>> START The input

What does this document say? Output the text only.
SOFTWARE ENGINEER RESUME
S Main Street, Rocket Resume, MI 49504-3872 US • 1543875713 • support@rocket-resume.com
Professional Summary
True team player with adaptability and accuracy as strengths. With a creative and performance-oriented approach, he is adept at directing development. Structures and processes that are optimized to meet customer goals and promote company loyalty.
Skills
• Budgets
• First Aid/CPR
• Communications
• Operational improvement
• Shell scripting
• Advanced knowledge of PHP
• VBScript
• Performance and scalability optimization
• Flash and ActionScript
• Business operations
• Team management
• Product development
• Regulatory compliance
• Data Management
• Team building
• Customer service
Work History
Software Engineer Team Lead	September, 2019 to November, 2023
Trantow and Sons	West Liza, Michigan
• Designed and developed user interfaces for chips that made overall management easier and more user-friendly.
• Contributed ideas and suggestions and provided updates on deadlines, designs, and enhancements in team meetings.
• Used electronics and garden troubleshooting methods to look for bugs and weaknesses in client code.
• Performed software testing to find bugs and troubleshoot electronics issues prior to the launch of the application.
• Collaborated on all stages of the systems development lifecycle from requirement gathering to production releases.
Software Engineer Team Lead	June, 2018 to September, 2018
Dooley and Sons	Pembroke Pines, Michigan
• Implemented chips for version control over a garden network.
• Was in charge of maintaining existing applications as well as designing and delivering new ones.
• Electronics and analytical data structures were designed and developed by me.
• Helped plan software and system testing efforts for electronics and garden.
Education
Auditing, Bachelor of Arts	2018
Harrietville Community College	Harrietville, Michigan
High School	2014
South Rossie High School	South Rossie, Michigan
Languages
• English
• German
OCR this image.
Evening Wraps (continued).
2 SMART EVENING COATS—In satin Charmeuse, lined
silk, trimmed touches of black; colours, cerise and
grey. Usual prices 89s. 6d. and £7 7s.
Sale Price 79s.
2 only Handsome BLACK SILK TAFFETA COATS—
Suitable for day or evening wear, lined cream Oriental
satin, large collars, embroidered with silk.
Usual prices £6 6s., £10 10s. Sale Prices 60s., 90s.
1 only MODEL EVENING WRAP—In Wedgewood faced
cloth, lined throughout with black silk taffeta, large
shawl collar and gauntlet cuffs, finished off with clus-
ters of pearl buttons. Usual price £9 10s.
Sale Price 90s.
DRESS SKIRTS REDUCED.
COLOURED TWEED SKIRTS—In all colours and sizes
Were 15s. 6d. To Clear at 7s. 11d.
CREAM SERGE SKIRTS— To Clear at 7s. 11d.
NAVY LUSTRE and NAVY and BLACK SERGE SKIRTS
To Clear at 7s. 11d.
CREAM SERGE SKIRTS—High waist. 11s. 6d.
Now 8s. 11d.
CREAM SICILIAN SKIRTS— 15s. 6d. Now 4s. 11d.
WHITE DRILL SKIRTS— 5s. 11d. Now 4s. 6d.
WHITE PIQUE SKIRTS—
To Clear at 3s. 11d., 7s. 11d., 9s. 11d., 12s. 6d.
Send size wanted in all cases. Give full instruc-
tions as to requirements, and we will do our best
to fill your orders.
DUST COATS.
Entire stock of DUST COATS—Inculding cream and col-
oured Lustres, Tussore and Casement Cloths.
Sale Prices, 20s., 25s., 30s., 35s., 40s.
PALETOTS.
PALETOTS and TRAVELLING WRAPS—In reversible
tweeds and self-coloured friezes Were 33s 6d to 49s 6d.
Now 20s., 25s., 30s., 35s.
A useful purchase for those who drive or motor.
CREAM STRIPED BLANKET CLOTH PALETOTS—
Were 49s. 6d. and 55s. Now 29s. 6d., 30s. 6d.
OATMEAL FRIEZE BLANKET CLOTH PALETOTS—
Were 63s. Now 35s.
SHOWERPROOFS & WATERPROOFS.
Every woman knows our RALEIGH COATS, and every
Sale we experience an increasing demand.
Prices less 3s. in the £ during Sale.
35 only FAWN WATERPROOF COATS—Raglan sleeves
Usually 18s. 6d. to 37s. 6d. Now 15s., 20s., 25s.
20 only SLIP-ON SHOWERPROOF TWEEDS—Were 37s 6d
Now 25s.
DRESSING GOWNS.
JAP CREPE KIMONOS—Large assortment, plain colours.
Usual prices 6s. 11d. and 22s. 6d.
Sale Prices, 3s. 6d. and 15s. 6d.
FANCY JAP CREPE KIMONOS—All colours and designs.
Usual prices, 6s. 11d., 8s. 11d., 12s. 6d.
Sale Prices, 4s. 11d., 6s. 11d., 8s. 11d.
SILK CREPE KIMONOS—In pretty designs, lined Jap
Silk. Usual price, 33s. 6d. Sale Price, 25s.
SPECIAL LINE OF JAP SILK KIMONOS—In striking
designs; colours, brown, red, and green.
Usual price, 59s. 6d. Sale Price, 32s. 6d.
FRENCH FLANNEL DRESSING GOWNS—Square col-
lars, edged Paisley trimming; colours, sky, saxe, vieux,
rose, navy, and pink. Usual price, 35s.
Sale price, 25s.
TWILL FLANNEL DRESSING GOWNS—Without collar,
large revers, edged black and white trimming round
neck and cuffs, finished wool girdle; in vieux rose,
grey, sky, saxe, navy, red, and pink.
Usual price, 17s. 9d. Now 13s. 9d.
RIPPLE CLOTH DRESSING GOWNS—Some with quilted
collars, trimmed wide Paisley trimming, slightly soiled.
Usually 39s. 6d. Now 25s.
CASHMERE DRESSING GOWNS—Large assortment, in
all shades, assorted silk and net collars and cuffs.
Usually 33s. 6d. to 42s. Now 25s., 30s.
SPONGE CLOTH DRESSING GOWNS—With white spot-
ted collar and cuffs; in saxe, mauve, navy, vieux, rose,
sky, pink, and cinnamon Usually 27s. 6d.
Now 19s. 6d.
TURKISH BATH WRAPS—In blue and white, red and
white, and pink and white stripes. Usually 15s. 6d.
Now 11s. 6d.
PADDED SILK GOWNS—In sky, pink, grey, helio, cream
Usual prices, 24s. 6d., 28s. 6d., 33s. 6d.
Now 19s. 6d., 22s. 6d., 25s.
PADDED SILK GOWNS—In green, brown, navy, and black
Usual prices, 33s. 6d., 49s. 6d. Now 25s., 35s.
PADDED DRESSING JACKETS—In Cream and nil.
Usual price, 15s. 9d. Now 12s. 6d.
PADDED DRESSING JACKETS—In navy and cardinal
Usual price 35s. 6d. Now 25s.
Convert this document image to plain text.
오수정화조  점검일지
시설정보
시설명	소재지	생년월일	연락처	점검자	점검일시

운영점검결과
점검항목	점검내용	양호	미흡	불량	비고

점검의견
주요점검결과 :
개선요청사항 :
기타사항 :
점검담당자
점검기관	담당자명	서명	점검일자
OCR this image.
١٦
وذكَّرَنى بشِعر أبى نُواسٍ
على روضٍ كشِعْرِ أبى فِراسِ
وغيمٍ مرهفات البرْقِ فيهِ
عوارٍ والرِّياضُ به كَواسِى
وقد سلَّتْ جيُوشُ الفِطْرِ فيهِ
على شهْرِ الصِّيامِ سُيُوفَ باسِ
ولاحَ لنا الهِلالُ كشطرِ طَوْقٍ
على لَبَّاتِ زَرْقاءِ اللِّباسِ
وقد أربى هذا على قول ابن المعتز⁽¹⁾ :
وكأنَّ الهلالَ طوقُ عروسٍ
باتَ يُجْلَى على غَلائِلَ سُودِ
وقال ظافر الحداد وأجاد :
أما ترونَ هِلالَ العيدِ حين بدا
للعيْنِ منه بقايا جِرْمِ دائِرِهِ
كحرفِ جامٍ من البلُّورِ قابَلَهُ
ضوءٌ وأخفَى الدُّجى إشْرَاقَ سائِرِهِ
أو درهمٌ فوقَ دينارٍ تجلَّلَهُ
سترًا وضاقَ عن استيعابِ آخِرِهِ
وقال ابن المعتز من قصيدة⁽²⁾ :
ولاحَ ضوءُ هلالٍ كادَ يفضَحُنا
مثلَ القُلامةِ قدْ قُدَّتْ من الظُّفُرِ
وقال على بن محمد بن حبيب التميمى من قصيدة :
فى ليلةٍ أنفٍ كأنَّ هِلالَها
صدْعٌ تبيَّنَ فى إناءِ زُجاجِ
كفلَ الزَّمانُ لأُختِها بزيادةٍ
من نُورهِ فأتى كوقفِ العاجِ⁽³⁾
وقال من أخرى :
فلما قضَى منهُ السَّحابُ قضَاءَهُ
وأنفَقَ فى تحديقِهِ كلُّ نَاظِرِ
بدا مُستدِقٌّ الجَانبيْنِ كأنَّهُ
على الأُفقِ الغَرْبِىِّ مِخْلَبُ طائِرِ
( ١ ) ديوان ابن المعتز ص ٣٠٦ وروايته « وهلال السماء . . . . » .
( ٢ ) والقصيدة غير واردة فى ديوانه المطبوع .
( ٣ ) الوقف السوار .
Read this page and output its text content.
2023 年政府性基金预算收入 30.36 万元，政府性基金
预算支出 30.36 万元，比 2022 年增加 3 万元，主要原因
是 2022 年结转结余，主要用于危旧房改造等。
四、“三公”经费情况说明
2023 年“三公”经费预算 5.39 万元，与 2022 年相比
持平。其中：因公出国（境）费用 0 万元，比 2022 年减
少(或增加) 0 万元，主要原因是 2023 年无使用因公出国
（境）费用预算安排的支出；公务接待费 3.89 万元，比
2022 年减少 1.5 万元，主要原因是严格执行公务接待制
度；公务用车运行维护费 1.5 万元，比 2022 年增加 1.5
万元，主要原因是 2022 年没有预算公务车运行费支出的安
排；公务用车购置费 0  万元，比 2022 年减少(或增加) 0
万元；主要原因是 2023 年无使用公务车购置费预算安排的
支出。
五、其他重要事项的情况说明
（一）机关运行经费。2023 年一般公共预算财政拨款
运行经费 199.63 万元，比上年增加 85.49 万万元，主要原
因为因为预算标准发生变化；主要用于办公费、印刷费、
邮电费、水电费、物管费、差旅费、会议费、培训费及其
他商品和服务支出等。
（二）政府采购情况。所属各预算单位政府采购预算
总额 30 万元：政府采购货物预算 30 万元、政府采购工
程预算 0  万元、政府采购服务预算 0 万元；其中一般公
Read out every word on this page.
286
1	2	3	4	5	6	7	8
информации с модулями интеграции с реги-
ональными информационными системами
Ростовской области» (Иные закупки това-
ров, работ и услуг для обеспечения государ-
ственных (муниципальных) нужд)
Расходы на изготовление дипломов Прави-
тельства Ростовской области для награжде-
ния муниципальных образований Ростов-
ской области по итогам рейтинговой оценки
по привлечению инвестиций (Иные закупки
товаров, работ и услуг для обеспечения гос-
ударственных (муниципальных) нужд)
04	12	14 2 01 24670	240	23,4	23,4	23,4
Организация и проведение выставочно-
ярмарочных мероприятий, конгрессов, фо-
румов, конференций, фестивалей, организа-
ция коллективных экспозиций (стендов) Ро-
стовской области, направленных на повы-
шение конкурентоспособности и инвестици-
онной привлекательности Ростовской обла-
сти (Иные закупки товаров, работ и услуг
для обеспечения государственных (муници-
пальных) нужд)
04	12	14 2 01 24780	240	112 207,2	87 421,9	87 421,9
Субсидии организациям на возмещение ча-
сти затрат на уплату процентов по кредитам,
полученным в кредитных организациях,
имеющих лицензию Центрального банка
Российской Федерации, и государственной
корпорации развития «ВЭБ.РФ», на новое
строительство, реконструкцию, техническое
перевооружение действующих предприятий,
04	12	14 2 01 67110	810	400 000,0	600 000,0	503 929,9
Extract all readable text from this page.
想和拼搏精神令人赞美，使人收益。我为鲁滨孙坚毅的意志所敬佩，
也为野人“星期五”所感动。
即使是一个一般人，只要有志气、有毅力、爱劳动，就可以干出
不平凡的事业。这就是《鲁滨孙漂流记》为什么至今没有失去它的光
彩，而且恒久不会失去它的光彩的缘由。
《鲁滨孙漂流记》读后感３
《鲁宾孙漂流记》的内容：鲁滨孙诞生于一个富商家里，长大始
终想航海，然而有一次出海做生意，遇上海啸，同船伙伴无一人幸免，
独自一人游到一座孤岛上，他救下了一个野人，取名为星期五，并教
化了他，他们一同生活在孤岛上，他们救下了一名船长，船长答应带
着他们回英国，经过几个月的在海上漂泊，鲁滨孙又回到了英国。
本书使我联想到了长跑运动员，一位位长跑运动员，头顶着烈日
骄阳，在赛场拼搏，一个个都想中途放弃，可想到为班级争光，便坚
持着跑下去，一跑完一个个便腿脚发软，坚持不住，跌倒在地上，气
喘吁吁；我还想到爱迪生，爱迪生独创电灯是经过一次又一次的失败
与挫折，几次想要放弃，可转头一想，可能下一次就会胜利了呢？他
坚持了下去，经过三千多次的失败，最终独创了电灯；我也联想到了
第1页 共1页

>> END The input

■ Prompt: In the records above, find each line with the word "document" and copy it.

■ Complete output:
What does this document say? Output the text only.
Convert this document image to plain text.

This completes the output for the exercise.